In the records below, pick out all lines containing the word "члена".

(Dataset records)
╔══

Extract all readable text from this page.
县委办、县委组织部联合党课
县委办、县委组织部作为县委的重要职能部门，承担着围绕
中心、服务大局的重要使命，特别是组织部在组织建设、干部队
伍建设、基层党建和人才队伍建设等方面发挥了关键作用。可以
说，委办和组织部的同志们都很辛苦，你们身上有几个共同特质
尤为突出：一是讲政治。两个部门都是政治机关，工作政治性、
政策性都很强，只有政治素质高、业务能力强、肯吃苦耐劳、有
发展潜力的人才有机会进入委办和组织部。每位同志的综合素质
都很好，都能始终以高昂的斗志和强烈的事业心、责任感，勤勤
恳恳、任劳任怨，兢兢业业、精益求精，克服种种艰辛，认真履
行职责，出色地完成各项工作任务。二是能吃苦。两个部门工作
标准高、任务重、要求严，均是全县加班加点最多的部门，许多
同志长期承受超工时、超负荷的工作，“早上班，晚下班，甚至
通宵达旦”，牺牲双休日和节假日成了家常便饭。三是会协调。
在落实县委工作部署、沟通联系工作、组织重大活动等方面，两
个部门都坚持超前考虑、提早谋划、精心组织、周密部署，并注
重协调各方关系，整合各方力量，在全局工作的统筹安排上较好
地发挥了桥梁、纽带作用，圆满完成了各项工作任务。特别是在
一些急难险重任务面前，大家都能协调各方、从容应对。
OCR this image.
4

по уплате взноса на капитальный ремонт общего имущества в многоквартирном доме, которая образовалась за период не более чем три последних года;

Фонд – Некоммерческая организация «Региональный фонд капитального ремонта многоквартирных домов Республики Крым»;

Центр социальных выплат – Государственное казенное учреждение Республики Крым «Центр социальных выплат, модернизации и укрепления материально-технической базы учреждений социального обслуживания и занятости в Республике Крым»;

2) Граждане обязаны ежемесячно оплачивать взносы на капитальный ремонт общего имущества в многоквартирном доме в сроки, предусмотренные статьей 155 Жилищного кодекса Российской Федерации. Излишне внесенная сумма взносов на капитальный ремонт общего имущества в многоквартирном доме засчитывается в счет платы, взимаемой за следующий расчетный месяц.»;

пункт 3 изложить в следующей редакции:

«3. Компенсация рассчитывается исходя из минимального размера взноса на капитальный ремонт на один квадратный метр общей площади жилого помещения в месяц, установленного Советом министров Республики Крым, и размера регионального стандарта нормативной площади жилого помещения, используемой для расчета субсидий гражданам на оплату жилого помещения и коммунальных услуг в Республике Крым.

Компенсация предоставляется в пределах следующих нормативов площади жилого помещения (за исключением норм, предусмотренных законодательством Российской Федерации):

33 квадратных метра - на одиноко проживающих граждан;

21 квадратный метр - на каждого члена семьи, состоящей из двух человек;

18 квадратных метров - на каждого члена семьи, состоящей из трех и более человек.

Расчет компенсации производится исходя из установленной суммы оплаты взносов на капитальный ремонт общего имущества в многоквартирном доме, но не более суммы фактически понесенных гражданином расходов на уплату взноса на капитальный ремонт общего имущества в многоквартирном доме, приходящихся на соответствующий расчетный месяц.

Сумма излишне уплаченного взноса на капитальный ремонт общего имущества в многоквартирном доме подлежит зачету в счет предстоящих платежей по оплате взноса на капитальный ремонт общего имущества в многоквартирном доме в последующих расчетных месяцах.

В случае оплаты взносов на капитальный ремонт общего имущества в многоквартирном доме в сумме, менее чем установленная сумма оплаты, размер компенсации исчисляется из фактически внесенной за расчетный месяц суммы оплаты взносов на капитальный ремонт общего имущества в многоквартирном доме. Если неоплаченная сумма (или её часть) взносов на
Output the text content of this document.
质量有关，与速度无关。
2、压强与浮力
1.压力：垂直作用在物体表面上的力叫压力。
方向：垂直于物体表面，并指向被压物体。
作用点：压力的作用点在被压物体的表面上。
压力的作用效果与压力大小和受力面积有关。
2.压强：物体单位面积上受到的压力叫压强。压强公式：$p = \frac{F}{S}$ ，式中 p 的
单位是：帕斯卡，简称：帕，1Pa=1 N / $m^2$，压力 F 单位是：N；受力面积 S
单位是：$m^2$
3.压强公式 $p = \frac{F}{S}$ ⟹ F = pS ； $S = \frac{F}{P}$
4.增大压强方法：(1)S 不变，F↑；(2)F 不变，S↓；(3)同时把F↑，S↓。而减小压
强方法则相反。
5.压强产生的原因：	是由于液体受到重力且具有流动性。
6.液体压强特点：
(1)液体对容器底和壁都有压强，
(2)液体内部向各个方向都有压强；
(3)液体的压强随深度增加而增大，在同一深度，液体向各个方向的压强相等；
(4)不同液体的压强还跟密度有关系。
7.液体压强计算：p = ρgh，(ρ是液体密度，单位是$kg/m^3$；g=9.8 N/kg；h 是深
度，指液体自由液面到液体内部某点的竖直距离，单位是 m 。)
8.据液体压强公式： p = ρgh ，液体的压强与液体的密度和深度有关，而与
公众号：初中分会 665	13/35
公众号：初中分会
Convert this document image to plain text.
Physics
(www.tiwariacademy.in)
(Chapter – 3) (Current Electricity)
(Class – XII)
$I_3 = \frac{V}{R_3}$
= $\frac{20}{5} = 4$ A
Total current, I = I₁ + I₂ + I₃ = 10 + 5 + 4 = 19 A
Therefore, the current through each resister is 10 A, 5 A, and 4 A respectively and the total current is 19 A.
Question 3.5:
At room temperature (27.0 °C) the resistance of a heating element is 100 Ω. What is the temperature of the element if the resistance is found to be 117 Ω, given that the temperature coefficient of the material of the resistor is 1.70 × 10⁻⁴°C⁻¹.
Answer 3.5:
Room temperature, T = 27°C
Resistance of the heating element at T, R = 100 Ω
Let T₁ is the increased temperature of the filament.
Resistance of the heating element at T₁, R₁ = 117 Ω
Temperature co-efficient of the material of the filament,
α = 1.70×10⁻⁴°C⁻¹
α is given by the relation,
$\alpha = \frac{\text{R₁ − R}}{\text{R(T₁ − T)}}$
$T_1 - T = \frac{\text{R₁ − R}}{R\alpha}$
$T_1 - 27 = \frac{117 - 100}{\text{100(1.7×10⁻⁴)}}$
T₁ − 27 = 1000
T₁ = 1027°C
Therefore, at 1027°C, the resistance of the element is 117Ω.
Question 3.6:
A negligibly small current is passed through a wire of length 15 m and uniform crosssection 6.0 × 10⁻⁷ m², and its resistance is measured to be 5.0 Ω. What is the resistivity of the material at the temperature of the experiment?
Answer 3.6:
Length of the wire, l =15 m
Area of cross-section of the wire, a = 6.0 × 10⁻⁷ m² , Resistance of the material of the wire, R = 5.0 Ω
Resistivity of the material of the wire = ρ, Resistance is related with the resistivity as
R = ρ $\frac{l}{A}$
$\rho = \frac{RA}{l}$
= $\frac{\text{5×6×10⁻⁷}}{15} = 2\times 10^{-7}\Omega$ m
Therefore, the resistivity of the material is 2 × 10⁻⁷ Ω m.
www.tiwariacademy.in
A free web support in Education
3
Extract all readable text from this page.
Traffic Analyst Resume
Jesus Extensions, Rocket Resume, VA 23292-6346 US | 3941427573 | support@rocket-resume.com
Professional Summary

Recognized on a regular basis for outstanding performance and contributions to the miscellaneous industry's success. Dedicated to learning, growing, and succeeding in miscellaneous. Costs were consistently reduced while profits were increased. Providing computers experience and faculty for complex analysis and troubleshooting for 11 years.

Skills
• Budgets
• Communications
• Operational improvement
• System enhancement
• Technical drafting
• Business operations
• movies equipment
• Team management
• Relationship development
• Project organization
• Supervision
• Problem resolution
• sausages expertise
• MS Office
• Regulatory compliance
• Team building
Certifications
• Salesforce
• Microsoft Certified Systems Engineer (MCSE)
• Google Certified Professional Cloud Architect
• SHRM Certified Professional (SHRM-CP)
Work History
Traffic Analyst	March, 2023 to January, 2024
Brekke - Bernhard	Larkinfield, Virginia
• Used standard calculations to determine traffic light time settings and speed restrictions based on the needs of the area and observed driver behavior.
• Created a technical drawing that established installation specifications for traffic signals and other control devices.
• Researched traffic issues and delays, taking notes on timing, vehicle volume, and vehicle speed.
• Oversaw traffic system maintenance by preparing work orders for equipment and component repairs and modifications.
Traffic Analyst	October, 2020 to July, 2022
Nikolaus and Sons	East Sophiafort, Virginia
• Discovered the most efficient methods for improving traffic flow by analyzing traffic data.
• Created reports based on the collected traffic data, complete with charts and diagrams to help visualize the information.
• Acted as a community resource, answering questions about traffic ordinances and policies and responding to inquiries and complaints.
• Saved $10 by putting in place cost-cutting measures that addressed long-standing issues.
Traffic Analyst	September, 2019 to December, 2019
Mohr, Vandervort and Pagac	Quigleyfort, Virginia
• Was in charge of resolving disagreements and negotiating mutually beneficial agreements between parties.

╚══

Reply
21 квадратный метр - на каждого члена семьи, состоящей из двух человек;
18 квадратных метров - на каждого члена семьи, состоящей из трех и более человек.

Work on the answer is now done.